[BEGIN Data extract]

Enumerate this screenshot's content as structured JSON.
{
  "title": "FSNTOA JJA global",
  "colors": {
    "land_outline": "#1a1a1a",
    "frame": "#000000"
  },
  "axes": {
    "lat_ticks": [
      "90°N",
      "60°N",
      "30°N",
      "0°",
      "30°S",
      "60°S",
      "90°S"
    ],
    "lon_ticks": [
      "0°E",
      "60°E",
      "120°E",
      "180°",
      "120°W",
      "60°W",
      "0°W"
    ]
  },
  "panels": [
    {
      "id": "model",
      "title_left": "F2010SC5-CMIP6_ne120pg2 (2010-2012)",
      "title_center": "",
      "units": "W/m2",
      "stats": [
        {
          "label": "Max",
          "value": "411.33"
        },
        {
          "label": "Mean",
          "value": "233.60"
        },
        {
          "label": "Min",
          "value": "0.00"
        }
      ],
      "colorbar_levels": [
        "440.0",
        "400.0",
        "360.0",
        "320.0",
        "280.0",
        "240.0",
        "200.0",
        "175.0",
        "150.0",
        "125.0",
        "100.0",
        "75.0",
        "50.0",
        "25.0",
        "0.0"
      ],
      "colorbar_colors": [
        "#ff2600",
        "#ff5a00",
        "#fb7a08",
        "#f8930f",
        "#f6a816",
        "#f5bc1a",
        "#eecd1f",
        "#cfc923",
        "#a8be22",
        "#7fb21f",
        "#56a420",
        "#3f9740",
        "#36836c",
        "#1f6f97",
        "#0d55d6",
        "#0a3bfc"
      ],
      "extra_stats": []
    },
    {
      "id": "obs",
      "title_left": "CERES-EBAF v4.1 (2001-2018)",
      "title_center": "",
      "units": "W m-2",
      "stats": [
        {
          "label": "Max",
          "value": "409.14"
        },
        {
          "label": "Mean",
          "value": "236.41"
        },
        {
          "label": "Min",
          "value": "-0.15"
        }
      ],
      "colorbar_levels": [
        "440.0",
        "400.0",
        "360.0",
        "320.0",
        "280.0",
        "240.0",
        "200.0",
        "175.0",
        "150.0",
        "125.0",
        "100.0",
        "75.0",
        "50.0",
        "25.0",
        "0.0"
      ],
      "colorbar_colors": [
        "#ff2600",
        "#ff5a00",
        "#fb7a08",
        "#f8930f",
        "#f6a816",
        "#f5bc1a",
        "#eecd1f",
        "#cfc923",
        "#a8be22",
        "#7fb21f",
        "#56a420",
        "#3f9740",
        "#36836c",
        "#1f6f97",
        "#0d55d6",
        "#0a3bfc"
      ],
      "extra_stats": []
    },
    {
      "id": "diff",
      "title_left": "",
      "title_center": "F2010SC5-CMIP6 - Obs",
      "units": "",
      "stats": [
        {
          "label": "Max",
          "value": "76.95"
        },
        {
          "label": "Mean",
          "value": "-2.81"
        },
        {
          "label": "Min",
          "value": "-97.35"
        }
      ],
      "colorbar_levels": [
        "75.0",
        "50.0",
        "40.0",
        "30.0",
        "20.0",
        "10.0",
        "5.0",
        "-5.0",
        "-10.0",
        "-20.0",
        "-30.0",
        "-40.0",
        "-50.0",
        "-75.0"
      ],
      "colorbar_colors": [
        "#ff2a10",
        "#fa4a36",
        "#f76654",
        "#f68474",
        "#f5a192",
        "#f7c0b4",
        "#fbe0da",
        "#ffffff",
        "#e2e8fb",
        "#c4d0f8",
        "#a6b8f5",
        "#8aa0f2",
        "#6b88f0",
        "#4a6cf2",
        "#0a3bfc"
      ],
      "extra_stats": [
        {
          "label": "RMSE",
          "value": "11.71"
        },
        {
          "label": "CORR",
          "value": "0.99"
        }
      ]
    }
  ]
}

[END Data extract]

Exercise requirements: Restate each record word for word.

Correct output:
Enumerate this screenshot's content as structured JSON.
{
  "title": "FSNTOA JJA global",
  "colors": {
    "land_outline": "#1a1a1a",
    "frame": "#000000"
  },
  "axes": {
    "lat_ticks": [
      "90°N",
      "60°N",
      "30°N",
      "0°",
      "30°S",
      "60°S",
      "90°S"
    ],
    "lon_ticks": [
      "0°E",
      "60°E",
      "120°E",
      "180°",
      "120°W",
      "60°W",
      "0°W"
    ]
  },
  "panels": [
    {
      "id": "model",
      "title_left": "F2010SC5-CMIP6_ne120pg2 (2010-2012)",
      "title_center": "",
      "units": "W/m2",
      "stats": [
        {
          "label": "Max",
          "value": "411.33"
        },
        {
          "label": "Mean",
          "value": "233.60"
        },
        {
          "label": "Min",
          "value": "0.00"
        }
      ],
      "colorbar_levels": [
        "440.0",
        "400.0",
        "360.0",
        "320.0",
        "280.0",
        "240.0",
        "200.0",
        "175.0",
        "150.0",
        "125.0",
        "100.0",
        "75.0",
        "50.0",
        "25.0",
        "0.0"
      ],
      "colorbar_colors": [
        "#ff2600",
        "#ff5a00",
        "#fb7a08",
        "#f8930f",
        "#f6a816",
        "#f5bc1a",
        "#eecd1f",
        "#cfc923",
        "#a8be22",
        "#7fb21f",
        "#56a420",
        "#3f9740",
        "#36836c",
        "#1f6f97",
        "#0d55d6",
        "#0a3bfc"
      ],
      "extra_stats": []
    },
    {
      "id": "obs",
      "title_left": "CERES-EBAF v4.1 (2001-2018)",
      "title_center": "",
      "units": "W m-2",
      "stats": [
        {
          "label": "Max",
          "value": "409.14"
        },
        {
          "label": "Mean",
          "value": "236.41"
        },
        {
          "label": "Min",
          "value": "-0.15"
        }
      ],
      "colorbar_levels": [
        "440.0",
        "400.0",
        "360.0",
        "320.0",
        "280.0",
        "240.0",
        "200.0",
        "175.0",
        "150.0",
        "125.0",
        "100.0",
        "75.0",
        "50.0",
        "25.0",
        "0.0"
      ],
      "colorbar_colors": [
        "#ff2600",
        "#ff5a00",
        "#fb7a08",
        "#f8930f",
        "#f6a816",
        "#f5bc1a",
        "#eecd1f",
        "#cfc923",
        "#a8be22",
        "#7fb21f",
        "#56a420",
        "#3f9740",
        "#36836c",
        "#1f6f97",
        "#0d55d6",
        "#0a3bfc"
      ],
      "extra_stats": []
    },
    {
      "id": "diff",
      "title_left": "",
      "title_center": "F2010SC5-CMIP6 - Obs",
      "units": "",
      "stats": [
        {
          "label": "Max",
          "value": "76.95"
        },
        {
          "label": "Mean",
          "value": "-2.81"
        },
        {
          "label": "Min",
          "value": "-97.35"
        }
      ],
      "colorbar_levels": [
        "75.0",
        "50.0",
        "40.0",
        "30.0",
        "20.0",
        "10.0",
        "5.0",
        "-5.0",
        "-10.0",
        "-20.0",
        "-30.0",
        "-40.0",
        "-50.0",
        "-75.0"
      ],
      "colorbar_colors": [
        "#ff2a10",
        "#fa4a36",
        "#f76654",
        "#f68474",
        "#f5a192",
        "#f7c0b4",
        "#fbe0da",
        "#ffffff",
        "#e2e8fb",
        "#c4d0f8",
        "#a6b8f5",
        "#8aa0f2",
        "#6b88f0",
        "#4a6cf2",
        "#0a3bfc"
      ],
      "extra_stats": [
        {
          "label": "RMSE",
          "value": "11.71"
        },
        {
          "label": "CORR",
          "value": "0.99"
        }
      ]
    }
  ]
}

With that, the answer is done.